- [Information supplied]
+--
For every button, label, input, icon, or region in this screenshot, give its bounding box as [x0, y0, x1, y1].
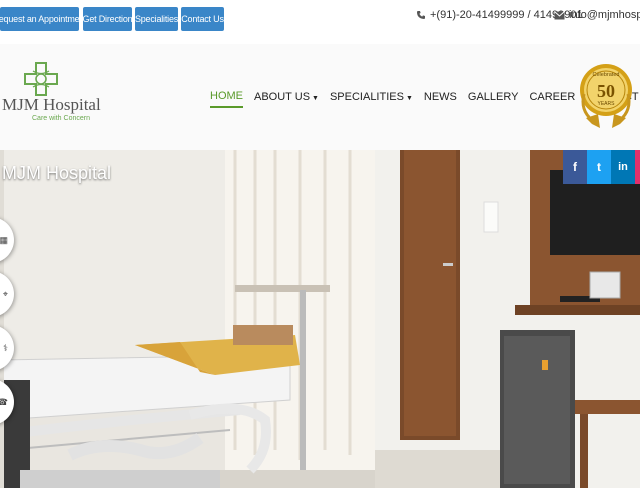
phone-icon: [417, 11, 425, 19]
badge-bottom-text: YEARS: [598, 101, 616, 107]
linkedin-link[interactable]: in: [611, 150, 635, 184]
nav-home[interactable]: HOME: [210, 90, 243, 108]
map-pin-icon: ⌖: [2, 288, 8, 299]
site-header: MJM Hospital Care with Concern HOME ABOU…: [0, 44, 640, 150]
linkedin-icon: in: [618, 161, 628, 173]
email-contact[interactable]: info@mjmhospita: [554, 9, 640, 21]
nav-news[interactable]: NEWS: [424, 91, 457, 107]
specialities-button[interactable]: Specialities: [135, 7, 178, 31]
facebook-icon: f: [573, 160, 577, 174]
get-direction-button[interactable]: Get Direction: [83, 7, 133, 31]
hero-title: MJM Hospital: [2, 163, 112, 183]
nav-home-label: HOME: [210, 90, 243, 102]
logo-name: MJM Hospital: [2, 95, 101, 114]
nav-career-label: CAREER: [529, 91, 576, 103]
badge-top-text: Celebrated: [593, 72, 620, 78]
calendar-icon: ▦: [0, 234, 8, 245]
hospital-room-photo: [0, 150, 640, 488]
twitter-icon: t: [597, 160, 601, 174]
nav-news-label: NEWS: [423, 91, 457, 103]
nav-specialities[interactable]: SPECIALITIES ▼: [330, 91, 413, 107]
nav-gallery-label: GALLERY: [467, 91, 519, 103]
facebook-link[interactable]: f: [563, 150, 587, 184]
nav-about-us[interactable]: ABOUT US ▼: [254, 91, 319, 107]
top-utility-bar: Request an Appointment Get Direction Spe…: [0, 0, 640, 40]
nav-career[interactable]: CAREER: [529, 91, 575, 107]
instagram-link[interactable]: [635, 150, 640, 184]
logo-tagline: Care with Concern: [32, 115, 90, 122]
contact-us-button[interactable]: Contact Us: [181, 7, 224, 31]
request-appointment-button[interactable]: Request an Appointment: [0, 7, 87, 31]
hospital-logo[interactable]: MJM Hospital Care with Concern: [2, 62, 102, 132]
50-years-badge: Celebrated 50 YEARS: [580, 64, 632, 128]
hero-banner: MJM Hospital f t in ▦ ⌖ ⚕ ☎: [0, 150, 640, 488]
nav-about-us-label: ABOUT US: [254, 91, 311, 103]
phone-icon: ☎: [0, 396, 8, 407]
caret-down-icon: ▼: [405, 95, 413, 102]
twitter-link[interactable]: t: [587, 150, 611, 184]
nav-specialities-label: SPECIALITIES: [329, 91, 404, 103]
email-address: info@mjmhospita: [569, 9, 640, 21]
envelope-icon: [554, 10, 565, 19]
stethoscope-icon: ⚕: [3, 342, 8, 353]
caret-down-icon: ▼: [312, 95, 319, 102]
cross-logo-icon: [24, 62, 58, 96]
nav-gallery[interactable]: GALLERY: [468, 91, 519, 107]
main-navigation: HOME ABOUT US ▼ SPECIALITIES ▼ NEWS GALLER…: [210, 90, 640, 108]
badge-number: 50: [597, 81, 615, 101]
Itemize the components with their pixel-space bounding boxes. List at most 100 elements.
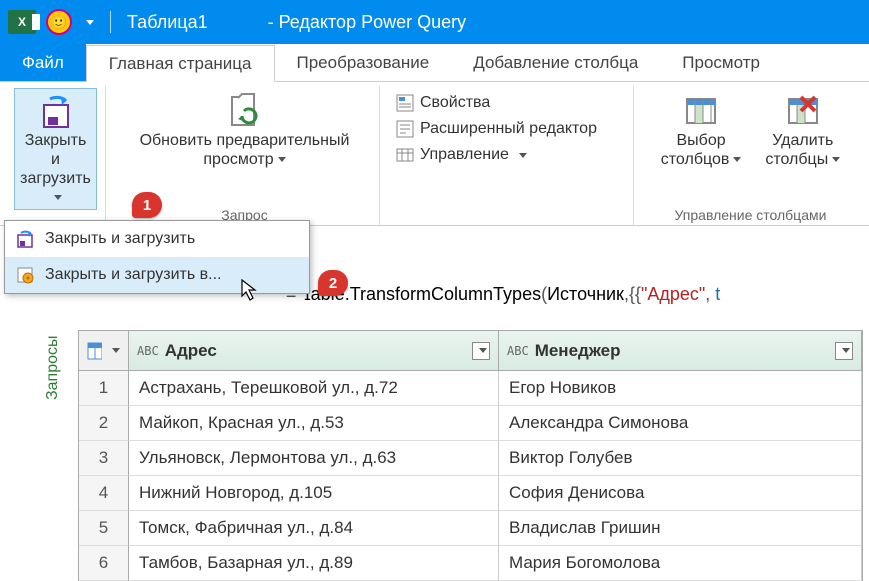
+--
- [What you need to do] Print the lines of the items from the line with "phone-icon: [417, 11, 425, 19]" up to and including the line with "email-contact[interactable]: info@mjmhospita: [554, 9, 640, 21]", exactly as they appear.

- [Written solution]
phone-icon: [417, 11, 425, 19]
badge-bottom-text: YEARS: [598, 101, 616, 107]
linkedin-link[interactable]: in: [611, 150, 635, 184]
nav-home[interactable]: HOME: [210, 90, 243, 108]
map-pin-icon: ⌖: [2, 288, 8, 299]
site-header: MJM Hospital Care with Concern HOME ABOU…: [0, 44, 640, 150]
linkedin-icon: in: [618, 161, 628, 173]
email-contact[interactable]: info@mjmhospita: [554, 9, 640, 21]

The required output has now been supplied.